**Exercise material**
####################
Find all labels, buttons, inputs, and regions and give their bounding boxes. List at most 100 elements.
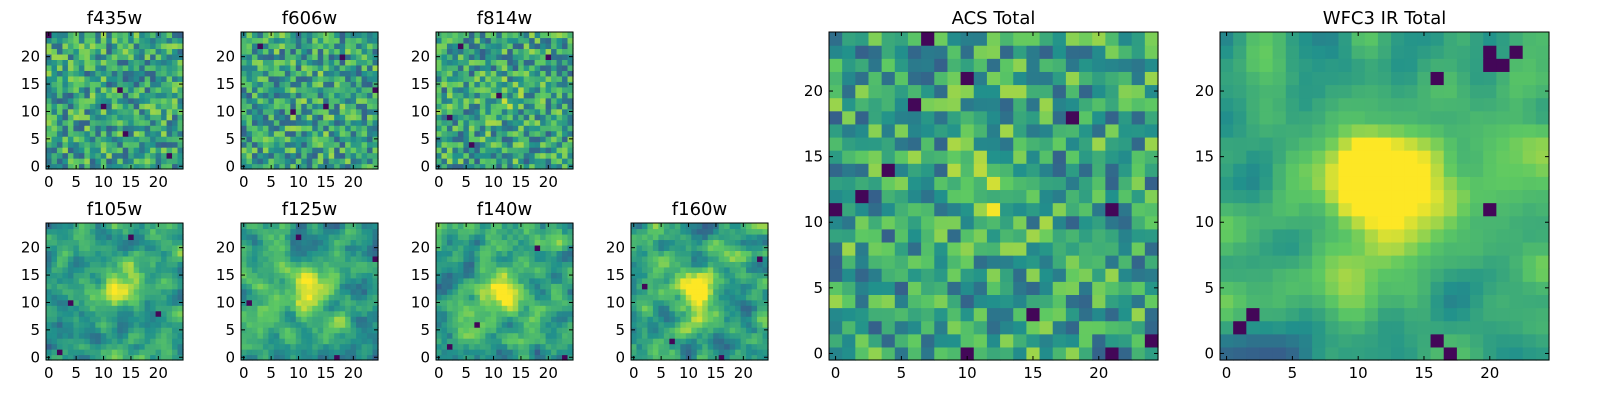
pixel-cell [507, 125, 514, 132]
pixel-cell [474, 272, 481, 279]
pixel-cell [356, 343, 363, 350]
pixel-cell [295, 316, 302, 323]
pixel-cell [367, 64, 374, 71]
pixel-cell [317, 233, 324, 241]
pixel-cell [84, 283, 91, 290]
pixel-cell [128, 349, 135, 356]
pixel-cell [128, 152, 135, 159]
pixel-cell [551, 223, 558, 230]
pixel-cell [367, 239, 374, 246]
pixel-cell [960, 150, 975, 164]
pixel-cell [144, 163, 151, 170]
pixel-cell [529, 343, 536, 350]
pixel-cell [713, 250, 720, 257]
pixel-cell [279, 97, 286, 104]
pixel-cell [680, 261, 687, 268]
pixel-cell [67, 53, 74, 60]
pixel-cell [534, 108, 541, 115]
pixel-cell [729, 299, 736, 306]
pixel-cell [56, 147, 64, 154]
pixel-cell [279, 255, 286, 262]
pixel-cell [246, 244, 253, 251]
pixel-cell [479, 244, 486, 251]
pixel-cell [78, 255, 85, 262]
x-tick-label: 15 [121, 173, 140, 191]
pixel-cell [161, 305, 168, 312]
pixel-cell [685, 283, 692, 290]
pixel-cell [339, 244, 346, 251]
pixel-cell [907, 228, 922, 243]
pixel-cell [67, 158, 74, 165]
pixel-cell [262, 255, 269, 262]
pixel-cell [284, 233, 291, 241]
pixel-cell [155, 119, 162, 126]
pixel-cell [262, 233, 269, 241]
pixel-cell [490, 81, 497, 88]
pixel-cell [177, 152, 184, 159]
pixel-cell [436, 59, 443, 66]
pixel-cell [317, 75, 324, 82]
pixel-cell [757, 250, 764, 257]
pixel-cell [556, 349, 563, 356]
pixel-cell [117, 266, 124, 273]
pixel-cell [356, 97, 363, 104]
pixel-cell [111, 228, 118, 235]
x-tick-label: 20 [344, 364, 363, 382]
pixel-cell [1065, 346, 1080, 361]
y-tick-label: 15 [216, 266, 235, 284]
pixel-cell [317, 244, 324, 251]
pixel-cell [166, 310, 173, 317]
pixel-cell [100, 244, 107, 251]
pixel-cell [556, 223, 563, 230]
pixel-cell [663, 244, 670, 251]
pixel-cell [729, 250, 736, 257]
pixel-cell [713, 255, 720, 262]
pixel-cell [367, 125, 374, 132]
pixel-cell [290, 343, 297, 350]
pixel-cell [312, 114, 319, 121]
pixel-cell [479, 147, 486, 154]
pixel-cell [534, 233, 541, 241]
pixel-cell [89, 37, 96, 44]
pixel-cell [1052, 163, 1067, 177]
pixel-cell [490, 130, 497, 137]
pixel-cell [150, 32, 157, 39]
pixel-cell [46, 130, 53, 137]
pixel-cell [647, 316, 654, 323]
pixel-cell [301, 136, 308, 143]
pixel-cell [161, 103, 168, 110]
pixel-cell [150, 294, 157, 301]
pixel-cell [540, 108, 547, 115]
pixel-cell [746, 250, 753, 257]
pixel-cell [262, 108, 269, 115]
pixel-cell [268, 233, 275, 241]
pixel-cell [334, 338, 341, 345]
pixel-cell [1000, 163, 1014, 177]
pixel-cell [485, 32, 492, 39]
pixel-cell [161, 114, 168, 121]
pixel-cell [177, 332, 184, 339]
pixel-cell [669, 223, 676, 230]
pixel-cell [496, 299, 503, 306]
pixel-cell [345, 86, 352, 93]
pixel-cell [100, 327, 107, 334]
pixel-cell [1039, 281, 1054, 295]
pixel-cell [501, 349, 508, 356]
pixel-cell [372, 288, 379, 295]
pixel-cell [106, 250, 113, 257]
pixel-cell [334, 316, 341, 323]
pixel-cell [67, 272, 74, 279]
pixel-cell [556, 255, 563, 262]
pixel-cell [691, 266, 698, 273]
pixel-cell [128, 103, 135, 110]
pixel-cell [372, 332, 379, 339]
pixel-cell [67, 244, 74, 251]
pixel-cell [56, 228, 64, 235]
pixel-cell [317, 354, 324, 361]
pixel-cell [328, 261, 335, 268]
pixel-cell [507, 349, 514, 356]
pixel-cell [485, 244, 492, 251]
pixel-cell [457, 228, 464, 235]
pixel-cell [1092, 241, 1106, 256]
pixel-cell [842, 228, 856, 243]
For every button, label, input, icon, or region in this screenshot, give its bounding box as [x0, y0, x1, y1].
####################
**Task requirements**
Rewrite the lines above as a numbered list, starting with the line containing "pixel-cell [507, 125, 514, 132]" and going on through the line containing "pixel-cell [317, 244, 324, 251]", both included, and leave out any blank lines.

**Reply to the task**
1. pixel-cell [507, 125, 514, 132]
2. pixel-cell [474, 272, 481, 279]
3. pixel-cell [356, 343, 363, 350]
4. pixel-cell [295, 316, 302, 323]
5. pixel-cell [367, 64, 374, 71]
6. pixel-cell [317, 233, 324, 241]
7. pixel-cell [84, 283, 91, 290]
8. pixel-cell [128, 349, 135, 356]
9. pixel-cell [128, 152, 135, 159]
10. pixel-cell [551, 223, 558, 230]
11. pixel-cell [367, 239, 374, 246]
12. pixel-cell [960, 150, 975, 164]
13. pixel-cell [144, 163, 151, 170]
14. pixel-cell [529, 343, 536, 350]
15. pixel-cell [713, 250, 720, 257]
16. pixel-cell [279, 97, 286, 104]
17. pixel-cell [680, 261, 687, 268]
18. pixel-cell [67, 53, 74, 60]
19. pixel-cell [534, 108, 541, 115]
20. pixel-cell [729, 299, 736, 306]
21. pixel-cell [56, 147, 64, 154]
22. pixel-cell [279, 255, 286, 262]
23. pixel-cell [246, 244, 253, 251]
24. pixel-cell [479, 244, 486, 251]
25. pixel-cell [78, 255, 85, 262]
26. x-tick-label: 15 [121, 173, 140, 191]
27. pixel-cell [161, 305, 168, 312]
28. pixel-cell [685, 283, 692, 290]
29. pixel-cell [339, 244, 346, 251]
30. pixel-cell [907, 228, 922, 243]
31. pixel-cell [67, 158, 74, 165]
32. pixel-cell [262, 255, 269, 262]
33. pixel-cell [284, 233, 291, 241]
34. pixel-cell [155, 119, 162, 126]
35. pixel-cell [262, 233, 269, 241]
36. pixel-cell [490, 81, 497, 88]
37. pixel-cell [177, 152, 184, 159]
38. pixel-cell [436, 59, 443, 66]
39. pixel-cell [317, 75, 324, 82]
40. pixel-cell [757, 250, 764, 257]
41. pixel-cell [556, 349, 563, 356]
42. pixel-cell [117, 266, 124, 273]
43. pixel-cell [356, 97, 363, 104]
44. pixel-cell [111, 228, 118, 235]
45. x-tick-label: 20 [344, 364, 363, 382]
46. pixel-cell [1065, 346, 1080, 361]
47. y-tick-label: 15 [216, 266, 235, 284]
48. pixel-cell [317, 244, 324, 251]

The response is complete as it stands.